§ Records shown:
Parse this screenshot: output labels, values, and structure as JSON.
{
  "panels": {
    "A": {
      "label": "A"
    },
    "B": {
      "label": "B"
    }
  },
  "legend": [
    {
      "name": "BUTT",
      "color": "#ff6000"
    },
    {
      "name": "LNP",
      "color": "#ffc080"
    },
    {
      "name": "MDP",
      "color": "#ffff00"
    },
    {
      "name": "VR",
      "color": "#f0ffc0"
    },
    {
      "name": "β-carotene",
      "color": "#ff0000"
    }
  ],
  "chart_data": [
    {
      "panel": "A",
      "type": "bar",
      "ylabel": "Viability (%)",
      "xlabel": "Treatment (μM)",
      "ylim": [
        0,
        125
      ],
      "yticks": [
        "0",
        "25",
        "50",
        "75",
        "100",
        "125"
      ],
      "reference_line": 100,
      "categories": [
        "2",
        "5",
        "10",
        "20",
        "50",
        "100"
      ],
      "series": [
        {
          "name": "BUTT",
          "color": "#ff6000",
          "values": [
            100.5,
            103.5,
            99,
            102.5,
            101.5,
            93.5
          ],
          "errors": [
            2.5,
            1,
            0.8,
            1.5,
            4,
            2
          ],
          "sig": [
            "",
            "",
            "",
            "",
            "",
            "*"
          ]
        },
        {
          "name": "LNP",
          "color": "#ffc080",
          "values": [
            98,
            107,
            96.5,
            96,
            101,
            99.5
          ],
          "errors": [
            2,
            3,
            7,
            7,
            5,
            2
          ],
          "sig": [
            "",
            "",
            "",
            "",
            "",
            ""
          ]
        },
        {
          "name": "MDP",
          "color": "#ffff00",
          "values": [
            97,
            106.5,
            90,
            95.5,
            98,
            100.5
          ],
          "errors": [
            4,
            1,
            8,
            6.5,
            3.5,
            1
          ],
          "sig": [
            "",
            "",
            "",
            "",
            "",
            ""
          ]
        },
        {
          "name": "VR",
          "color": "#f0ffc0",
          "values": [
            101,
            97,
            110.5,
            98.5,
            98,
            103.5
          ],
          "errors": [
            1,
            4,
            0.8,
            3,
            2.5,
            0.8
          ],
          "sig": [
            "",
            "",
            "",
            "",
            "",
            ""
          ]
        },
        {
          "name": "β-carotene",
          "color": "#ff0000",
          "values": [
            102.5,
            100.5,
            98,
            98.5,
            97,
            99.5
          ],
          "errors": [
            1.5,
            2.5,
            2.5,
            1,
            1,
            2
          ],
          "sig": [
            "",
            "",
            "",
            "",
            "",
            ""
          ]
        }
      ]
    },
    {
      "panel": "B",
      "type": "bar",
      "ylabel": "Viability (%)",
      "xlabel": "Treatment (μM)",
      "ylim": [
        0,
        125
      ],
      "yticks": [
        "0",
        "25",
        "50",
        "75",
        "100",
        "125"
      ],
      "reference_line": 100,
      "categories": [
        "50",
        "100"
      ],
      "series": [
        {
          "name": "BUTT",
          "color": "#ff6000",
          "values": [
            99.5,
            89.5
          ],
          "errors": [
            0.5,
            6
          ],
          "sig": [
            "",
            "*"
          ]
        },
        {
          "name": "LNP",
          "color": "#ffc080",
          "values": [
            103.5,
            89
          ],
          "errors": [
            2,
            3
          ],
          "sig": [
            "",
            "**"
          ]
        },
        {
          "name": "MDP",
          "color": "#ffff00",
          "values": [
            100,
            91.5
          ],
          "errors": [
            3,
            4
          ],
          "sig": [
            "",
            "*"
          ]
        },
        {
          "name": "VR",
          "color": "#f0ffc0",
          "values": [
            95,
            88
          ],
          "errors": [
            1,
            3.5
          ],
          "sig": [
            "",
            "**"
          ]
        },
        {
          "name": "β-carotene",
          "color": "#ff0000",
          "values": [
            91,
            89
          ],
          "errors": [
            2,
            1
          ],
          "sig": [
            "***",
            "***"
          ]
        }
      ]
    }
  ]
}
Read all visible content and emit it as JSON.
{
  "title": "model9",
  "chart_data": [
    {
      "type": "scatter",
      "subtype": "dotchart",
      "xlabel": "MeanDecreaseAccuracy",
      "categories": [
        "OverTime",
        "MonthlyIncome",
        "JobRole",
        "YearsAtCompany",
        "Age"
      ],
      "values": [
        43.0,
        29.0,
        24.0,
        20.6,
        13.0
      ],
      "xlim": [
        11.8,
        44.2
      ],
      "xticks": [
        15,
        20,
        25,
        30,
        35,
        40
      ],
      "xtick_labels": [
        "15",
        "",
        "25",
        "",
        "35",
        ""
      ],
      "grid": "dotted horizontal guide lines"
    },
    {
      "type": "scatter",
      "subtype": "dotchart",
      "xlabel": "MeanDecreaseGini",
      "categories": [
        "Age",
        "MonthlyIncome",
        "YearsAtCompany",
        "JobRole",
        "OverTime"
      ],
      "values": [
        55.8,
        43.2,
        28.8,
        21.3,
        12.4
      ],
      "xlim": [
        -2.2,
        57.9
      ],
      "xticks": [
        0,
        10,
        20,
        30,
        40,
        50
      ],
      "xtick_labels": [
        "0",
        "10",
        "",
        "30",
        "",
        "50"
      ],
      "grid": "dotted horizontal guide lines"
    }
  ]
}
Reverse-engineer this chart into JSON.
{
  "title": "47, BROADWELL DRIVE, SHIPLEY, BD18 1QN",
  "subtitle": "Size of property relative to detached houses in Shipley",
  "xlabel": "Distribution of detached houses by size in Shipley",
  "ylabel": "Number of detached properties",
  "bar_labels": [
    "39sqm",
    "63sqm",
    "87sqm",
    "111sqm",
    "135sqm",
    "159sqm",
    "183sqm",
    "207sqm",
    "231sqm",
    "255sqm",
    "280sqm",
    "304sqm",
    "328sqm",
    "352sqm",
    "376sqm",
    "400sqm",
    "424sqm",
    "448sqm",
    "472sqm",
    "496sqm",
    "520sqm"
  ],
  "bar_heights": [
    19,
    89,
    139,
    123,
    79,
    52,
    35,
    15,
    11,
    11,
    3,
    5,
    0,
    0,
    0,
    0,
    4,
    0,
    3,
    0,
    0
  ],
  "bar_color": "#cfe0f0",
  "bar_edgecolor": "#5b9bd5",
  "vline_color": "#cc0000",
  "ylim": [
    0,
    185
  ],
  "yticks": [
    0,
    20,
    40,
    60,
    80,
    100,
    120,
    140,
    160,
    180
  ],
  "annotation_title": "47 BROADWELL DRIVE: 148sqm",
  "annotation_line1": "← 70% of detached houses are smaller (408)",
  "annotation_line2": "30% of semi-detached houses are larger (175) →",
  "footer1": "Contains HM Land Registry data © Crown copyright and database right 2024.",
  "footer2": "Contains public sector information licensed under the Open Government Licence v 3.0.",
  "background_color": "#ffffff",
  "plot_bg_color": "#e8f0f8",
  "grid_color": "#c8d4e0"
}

§ Your goal:
The data above must be returned in full, exactly as written.

§ Expected answer:
Parse this screenshot: output labels, values, and structure as JSON.
{
  "panels": {
    "A": {
      "label": "A"
    },
    "B": {
      "label": "B"
    }
  },
  "legend": [
    {
      "name": "BUTT",
      "color": "#ff6000"
    },
    {
      "name": "LNP",
      "color": "#ffc080"
    },
    {
      "name": "MDP",
      "color": "#ffff00"
    },
    {
      "name": "VR",
      "color": "#f0ffc0"
    },
    {
      "name": "β-carotene",
      "color": "#ff0000"
    }
  ],
  "chart_data": [
    {
      "panel": "A",
      "type": "bar",
      "ylabel": "Viability (%)",
      "xlabel": "Treatment (μM)",
      "ylim": [
        0,
        125
      ],
      "yticks": [
        "0",
        "25",
        "50",
        "75",
        "100",
        "125"
      ],
      "reference_line": 100,
      "categories": [
        "2",
        "5",
        "10",
        "20",
        "50",
        "100"
      ],
      "series": [
        {
          "name": "BUTT",
          "color": "#ff6000",
          "values": [
            100.5,
            103.5,
            99,
            102.5,
            101.5,
            93.5
          ],
          "errors": [
            2.5,
            1,
            0.8,
            1.5,
            4,
            2
          ],
          "sig": [
            "",
            "",
            "",
            "",
            "",
            "*"
          ]
        },
        {
          "name": "LNP",
          "color": "#ffc080",
          "values": [
            98,
            107,
            96.5,
            96,
            101,
            99.5
          ],
          "errors": [
            2,
            3,
            7,
            7,
            5,
            2
          ],
          "sig": [
            "",
            "",
            "",
            "",
            "",
            ""
          ]
        },
        {
          "name": "MDP",
          "color": "#ffff00",
          "values": [
            97,
            106.5,
            90,
            95.5,
            98,
            100.5
          ],
          "errors": [
            4,
            1,
            8,
            6.5,
            3.5,
            1
          ],
          "sig": [
            "",
            "",
            "",
            "",
            "",
            ""
          ]
        },
        {
          "name": "VR",
          "color": "#f0ffc0",
          "values": [
            101,
            97,
            110.5,
            98.5,
            98,
            103.5
          ],
          "errors": [
            1,
            4,
            0.8,
            3,
            2.5,
            0.8
          ],
          "sig": [
            "",
            "",
            "",
            "",
            "",
            ""
          ]
        },
        {
          "name": "β-carotene",
          "color": "#ff0000",
          "values": [
            102.5,
            100.5,
            98,
            98.5,
            97,
            99.5
          ],
          "errors": [
            1.5,
            2.5,
            2.5,
            1,
            1,
            2
          ],
          "sig": [
            "",
            "",
            "",
            "",
            "",
            ""
          ]
        }
      ]
    },
    {
      "panel": "B",
      "type": "bar",
      "ylabel": "Viability (%)",
      "xlabel": "Treatment (μM)",
      "ylim": [
        0,
        125
      ],
      "yticks": [
        "0",
        "25",
        "50",
        "75",
        "100",
        "125"
      ],
      "reference_line": 100,
      "categories": [
        "50",
        "100"
      ],
      "series": [
        {
          "name": "BUTT",
          "color": "#ff6000",
          "values": [
            99.5,
            89.5
          ],
          "errors": [
            0.5,
            6
          ],
          "sig": [
            "",
            "*"
          ]
        },
        {
          "name": "LNP",
          "color": "#ffc080",
          "values": [
            103.5,
            89
          ],
          "errors": [
            2,
            3
          ],
          "sig": [
            "",
            "**"
          ]
        },
        {
          "name": "MDP",
          "color": "#ffff00",
          "values": [
            100,
            91.5
          ],
          "errors": [
            3,
            4
          ],
          "sig": [
            "",
            "*"
          ]
        },
        {
          "name": "VR",
          "color": "#f0ffc0",
          "values": [
            95,
            88
          ],
          "errors": [
            1,
            3.5
          ],
          "sig": [
            "",
            "**"
          ]
        },
        {
          "name": "β-carotene",
          "color": "#ff0000",
          "values": [
            91,
            89
          ],
          "errors": [
            2,
            1
          ],
          "sig": [
            "***",
            "***"
          ]
        }
      ]
    }
  ]
}
Read all visible content and emit it as JSON.
{
  "title": "model9",
  "chart_data": [
    {
      "type": "scatter",
      "subtype": "dotchart",
      "xlabel": "MeanDecreaseAccuracy",
      "categories": [
        "OverTime",
        "MonthlyIncome",
        "JobRole",
        "YearsAtCompany",
        "Age"
      ],
      "values": [
        43.0,
        29.0,
        24.0,
        20.6,
        13.0
      ],
      "xlim": [
        11.8,
        44.2
      ],
      "xticks": [
        15,
        20,
        25,
        30,
        35,
        40
      ],
      "xtick_labels": [
        "15",
        "",
        "25",
        "",
        "35",
        ""
      ],
      "grid": "dotted horizontal guide lines"
    },
    {
      "type": "scatter",
      "subtype": "dotchart",
      "xlabel": "MeanDecreaseGini",
      "categories": [
        "Age",
        "MonthlyIncome",
        "YearsAtCompany",
        "JobRole",
        "OverTime"
      ],
      "values": [
        55.8,
        43.2,
        28.8,
        21.3,
        12.4
      ],
      "xlim": [
        -2.2,
        57.9
      ],
      "xticks": [
        0,
        10,
        20,
        30,
        40,
        50
      ],
      "xtick_labels": [
        "0",
        "10",
        "",
        "30",
        "",
        "50"
      ],
      "grid": "dotted horizontal guide lines"
    }
  ]
}
Reverse-engineer this chart into JSON.
{
  "title": "47, BROADWELL DRIVE, SHIPLEY, BD18 1QN",
  "subtitle": "Size of property relative to detached houses in Shipley",
  "xlabel": "Distribution of detached houses by size in Shipley",
  "ylabel": "Number of detached properties",
  "bar_labels": [
    "39sqm",
    "63sqm",
    "87sqm",
    "111sqm",
    "135sqm",
    "159sqm",
    "183sqm",
    "207sqm",
    "231sqm",
    "255sqm",
    "280sqm",
    "304sqm",
    "328sqm",
    "352sqm",
    "376sqm",
    "400sqm",
    "424sqm",
    "448sqm",
    "472sqm",
    "496sqm",
    "520sqm"
  ],
  "bar_heights": [
    19,
    89,
    139,
    123,
    79,
    52,
    35,
    15,
    11,
    11,
    3,
    5,
    0,
    0,
    0,
    0,
    4,
    0,
    3,
    0,
    0
  ],
  "bar_color": "#cfe0f0",
  "bar_edgecolor": "#5b9bd5",
  "vline_color": "#cc0000",
  "ylim": [
    0,
    185
  ],
  "yticks": [
    0,
    20,
    40,
    60,
    80,
    100,
    120,
    140,
    160,
    180
  ],
  "annotation_title": "47 BROADWELL DRIVE: 148sqm",
  "annotation_line1": "← 70% of detached houses are smaller (408)",
  "annotation_line2": "30% of semi-detached houses are larger (175) →",
  "footer1": "Contains HM Land Registry data © Crown copyright and database right 2024.",
  "footer2": "Contains public sector information licensed under the Open Government Licence v 3.0.",
  "background_color": "#ffffff",
  "plot_bg_color": "#e8f0f8",
  "grid_color": "#c8d4e0"
}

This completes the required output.